### GIVEN INSTRUCTION
Reproduce the entire listing word for word.

### GIVEN ENTRIES
>> Start

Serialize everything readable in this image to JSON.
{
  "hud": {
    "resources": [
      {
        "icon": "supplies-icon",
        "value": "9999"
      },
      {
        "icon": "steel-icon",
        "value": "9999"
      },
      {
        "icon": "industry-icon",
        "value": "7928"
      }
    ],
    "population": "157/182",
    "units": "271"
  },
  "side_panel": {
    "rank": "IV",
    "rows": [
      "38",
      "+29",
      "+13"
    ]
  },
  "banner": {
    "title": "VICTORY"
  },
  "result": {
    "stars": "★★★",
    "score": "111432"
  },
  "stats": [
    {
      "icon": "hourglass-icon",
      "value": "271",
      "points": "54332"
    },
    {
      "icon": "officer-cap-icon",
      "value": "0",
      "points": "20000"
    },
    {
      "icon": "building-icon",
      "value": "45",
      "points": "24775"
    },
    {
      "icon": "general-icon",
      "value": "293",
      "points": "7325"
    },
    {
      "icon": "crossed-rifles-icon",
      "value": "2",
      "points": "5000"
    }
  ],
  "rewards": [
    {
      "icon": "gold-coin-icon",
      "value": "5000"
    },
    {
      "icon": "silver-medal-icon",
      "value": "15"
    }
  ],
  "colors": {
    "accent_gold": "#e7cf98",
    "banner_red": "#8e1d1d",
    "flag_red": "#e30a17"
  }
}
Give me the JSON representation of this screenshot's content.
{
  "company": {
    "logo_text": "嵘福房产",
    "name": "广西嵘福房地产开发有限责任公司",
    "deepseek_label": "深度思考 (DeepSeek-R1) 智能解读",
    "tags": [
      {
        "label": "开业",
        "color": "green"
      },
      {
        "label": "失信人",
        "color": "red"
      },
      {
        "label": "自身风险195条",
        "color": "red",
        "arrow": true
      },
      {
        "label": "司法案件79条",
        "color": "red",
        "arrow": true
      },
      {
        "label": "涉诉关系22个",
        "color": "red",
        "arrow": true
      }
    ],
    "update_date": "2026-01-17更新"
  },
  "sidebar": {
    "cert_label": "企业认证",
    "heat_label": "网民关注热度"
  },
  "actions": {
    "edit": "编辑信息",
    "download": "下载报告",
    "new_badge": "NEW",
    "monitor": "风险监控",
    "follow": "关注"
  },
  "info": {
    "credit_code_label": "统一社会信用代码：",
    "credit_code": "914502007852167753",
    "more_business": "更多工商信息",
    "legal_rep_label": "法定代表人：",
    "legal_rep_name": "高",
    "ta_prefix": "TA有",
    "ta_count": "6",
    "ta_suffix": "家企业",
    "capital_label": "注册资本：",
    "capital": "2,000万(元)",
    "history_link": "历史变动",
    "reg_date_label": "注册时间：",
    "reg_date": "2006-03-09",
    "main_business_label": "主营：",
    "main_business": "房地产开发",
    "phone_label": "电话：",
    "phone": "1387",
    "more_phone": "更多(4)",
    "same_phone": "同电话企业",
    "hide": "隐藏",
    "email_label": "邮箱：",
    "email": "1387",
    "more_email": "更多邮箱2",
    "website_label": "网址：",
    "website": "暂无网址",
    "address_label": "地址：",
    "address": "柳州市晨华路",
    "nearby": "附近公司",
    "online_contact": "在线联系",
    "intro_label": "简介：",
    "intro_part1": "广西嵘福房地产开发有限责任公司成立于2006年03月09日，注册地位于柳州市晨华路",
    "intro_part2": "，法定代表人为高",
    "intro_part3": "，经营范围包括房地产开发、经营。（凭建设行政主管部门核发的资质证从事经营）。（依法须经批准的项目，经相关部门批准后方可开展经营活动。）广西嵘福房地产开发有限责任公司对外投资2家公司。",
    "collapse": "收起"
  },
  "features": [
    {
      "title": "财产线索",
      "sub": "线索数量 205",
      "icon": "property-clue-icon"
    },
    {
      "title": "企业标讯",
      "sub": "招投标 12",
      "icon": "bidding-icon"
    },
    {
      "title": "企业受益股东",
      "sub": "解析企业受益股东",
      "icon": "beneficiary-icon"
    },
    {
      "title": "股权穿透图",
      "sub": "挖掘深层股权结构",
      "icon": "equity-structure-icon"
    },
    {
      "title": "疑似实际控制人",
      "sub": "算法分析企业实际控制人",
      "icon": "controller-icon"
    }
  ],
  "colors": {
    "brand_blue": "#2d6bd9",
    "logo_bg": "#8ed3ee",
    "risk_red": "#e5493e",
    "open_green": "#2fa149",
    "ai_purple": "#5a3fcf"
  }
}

>> End

### RESPONSE
Serialize everything readable in this image to JSON.
{
  "hud": {
    "resources": [
      {
        "icon": "supplies-icon",
        "value": "9999"
      },
      {
        "icon": "steel-icon",
        "value": "9999"
      },
      {
        "icon": "industry-icon",
        "value": "7928"
      }
    ],
    "population": "157/182",
    "units": "271"
  },
  "side_panel": {
    "rank": "IV",
    "rows": [
      "38",
      "+29",
      "+13"
    ]
  },
  "banner": {
    "title": "VICTORY"
  },
  "result": {
    "stars": "★★★",
    "score": "111432"
  },
  "stats": [
    {
      "icon": "hourglass-icon",
      "value": "271",
      "points": "54332"
    },
    {
      "icon": "officer-cap-icon",
      "value": "0",
      "points": "20000"
    },
    {
      "icon": "building-icon",
      "value": "45",
      "points": "24775"
    },
    {
      "icon": "general-icon",
      "value": "293",
      "points": "7325"
    },
    {
      "icon": "crossed-rifles-icon",
      "value": "2",
      "points": "5000"
    }
  ],
  "rewards": [
    {
      "icon": "gold-coin-icon",
      "value": "5000"
    },
    {
      "icon": "silver-medal-icon",
      "value": "15"
    }
  ],
  "colors": {
    "accent_gold": "#e7cf98",
    "banner_red": "#8e1d1d",
    "flag_red": "#e30a17"
  }
}
Give me the JSON representation of this screenshot's content.
{
  "company": {
    "logo_text": "嵘福房产",
    "name": "广西嵘福房地产开发有限责任公司",
    "deepseek_label": "深度思考 (DeepSeek-R1) 智能解读",
    "tags": [
      {
        "label": "开业",
        "color": "green"
      },
      {
        "label": "失信人",
        "color": "red"
      },
      {
        "label": "自身风险195条",
        "color": "red",
        "arrow": true
      },
      {
        "label": "司法案件79条",
        "color": "red",
        "arrow": true
      },
      {
        "label": "涉诉关系22个",
        "color": "red",
        "arrow": true
      }
    ],
    "update_date": "2026-01-17更新"
  },
  "sidebar": {
    "cert_label": "企业认证",
    "heat_label": "网民关注热度"
  },
  "actions": {
    "edit": "编辑信息",
    "download": "下载报告",
    "new_badge": "NEW",
    "monitor": "风险监控",
    "follow": "关注"
  },
  "info": {
    "credit_code_label": "统一社会信用代码：",
    "credit_code": "914502007852167753",
    "more_business": "更多工商信息",
    "legal_rep_label": "法定代表人：",
    "legal_rep_name": "高",
    "ta_prefix": "TA有",
    "ta_count": "6",
    "ta_suffix": "家企业",
    "capital_label": "注册资本：",
    "capital": "2,000万(元)",
    "history_link": "历史变动",
    "reg_date_label": "注册时间：",
    "reg_date": "2006-03-09",
    "main_business_label": "主营：",
    "main_business": "房地产开发",
    "phone_label": "电话：",
    "phone": "1387",
    "more_phone": "更多(4)",
    "same_phone": "同电话企业",
    "hide": "隐藏",
    "email_label": "邮箱：",
    "email": "1387",
    "more_email": "更多邮箱2",
    "website_label": "网址：",
    "website": "暂无网址",
    "address_label": "地址：",
    "address": "柳州市晨华路",
    "nearby": "附近公司",
    "online_contact": "在线联系",
    "intro_label": "简介：",
    "intro_part1": "广西嵘福房地产开发有限责任公司成立于2006年03月09日，注册地位于柳州市晨华路",
    "intro_part2": "，法定代表人为高",
    "intro_part3": "，经营范围包括房地产开发、经营。（凭建设行政主管部门核发的资质证从事经营）。（依法须经批准的项目，经相关部门批准后方可开展经营活动。）广西嵘福房地产开发有限责任公司对外投资2家公司。",
    "collapse": "收起"
  },
  "features": [
    {
      "title": "财产线索",
      "sub": "线索数量 205",
      "icon": "property-clue-icon"
    },
    {
      "title": "企业标讯",
      "sub": "招投标 12",
      "icon": "bidding-icon"
    },
    {
      "title": "企业受益股东",
      "sub": "解析企业受益股东",
      "icon": "beneficiary-icon"
    },
    {
      "title": "股权穿透图",
      "sub": "挖掘深层股权结构",
      "icon": "equity-structure-icon"
    },
    {
      "title": "疑似实际控制人",
      "sub": "算法分析企业实际控制人",
      "icon": "controller-icon"
    }
  ],
  "colors": {
    "brand_blue": "#2d6bd9",
    "logo_bg": "#8ed3ee",
    "risk_red": "#e5493e",
    "open_green": "#2fa149",
    "ai_purple": "#5a3fcf"
  }
}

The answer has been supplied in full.